What you need to do:
Copy out all lines carrying the word "this".

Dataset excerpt
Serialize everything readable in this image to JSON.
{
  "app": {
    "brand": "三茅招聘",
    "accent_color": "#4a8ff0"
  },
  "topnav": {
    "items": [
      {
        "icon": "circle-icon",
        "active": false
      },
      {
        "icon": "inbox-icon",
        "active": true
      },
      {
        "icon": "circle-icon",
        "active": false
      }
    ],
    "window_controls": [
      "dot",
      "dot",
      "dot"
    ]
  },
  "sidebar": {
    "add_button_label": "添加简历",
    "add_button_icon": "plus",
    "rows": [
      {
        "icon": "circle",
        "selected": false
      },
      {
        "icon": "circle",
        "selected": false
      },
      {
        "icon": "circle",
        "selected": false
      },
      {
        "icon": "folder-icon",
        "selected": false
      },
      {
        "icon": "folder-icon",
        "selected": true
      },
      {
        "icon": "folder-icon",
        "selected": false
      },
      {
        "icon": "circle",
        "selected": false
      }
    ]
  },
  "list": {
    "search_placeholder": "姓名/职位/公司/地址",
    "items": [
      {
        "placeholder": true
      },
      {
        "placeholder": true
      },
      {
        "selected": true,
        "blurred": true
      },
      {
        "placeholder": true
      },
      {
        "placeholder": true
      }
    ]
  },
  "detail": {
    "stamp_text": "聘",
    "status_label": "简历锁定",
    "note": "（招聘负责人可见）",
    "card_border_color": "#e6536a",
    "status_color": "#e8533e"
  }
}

* * *

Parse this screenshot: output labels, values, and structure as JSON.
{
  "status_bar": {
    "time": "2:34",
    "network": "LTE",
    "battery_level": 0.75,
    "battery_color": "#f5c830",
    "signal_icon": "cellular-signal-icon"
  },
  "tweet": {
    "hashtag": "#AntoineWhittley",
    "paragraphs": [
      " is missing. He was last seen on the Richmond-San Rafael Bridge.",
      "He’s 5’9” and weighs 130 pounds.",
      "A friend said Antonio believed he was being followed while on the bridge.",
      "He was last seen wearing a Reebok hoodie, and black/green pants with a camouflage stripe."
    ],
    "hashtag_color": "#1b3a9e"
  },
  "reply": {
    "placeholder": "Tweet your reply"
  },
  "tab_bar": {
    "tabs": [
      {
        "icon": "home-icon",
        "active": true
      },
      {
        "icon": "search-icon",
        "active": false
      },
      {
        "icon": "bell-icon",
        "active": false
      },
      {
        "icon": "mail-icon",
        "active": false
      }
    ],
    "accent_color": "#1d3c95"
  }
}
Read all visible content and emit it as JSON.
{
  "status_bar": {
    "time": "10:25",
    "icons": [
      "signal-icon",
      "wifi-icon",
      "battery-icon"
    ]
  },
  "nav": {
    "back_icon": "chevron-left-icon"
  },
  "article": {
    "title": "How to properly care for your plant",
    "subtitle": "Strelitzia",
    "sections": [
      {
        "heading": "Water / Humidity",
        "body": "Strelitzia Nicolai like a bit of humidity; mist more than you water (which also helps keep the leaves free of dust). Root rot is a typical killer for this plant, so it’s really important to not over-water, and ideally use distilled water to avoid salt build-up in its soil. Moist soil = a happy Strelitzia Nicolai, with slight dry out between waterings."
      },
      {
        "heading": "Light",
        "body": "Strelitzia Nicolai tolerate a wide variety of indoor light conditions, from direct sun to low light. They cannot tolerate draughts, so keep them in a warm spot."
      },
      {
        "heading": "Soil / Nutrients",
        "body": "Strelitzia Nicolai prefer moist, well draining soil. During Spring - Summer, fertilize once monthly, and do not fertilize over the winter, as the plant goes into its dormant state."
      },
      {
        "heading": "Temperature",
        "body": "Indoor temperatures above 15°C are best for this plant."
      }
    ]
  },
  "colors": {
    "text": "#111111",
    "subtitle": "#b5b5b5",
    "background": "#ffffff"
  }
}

Complete answer:
Serialize everything readable in this image to JSON.
Parse this screenshot: output labels, values, and structure as JSON.
        "body": "Strelitzia Nicolai like a bit of humidity; mist more than you water (which also helps keep the leaves free of dust). Root rot is a typical killer for this plant, so it’s really important to not over-water, and ideally use distilled water to avoid salt build-up in its soil. Moist soil = a happy Strelitzia Nicolai, with slight dry out between waterings."
        "body": "Indoor temperatures above 15°C are best for this plant."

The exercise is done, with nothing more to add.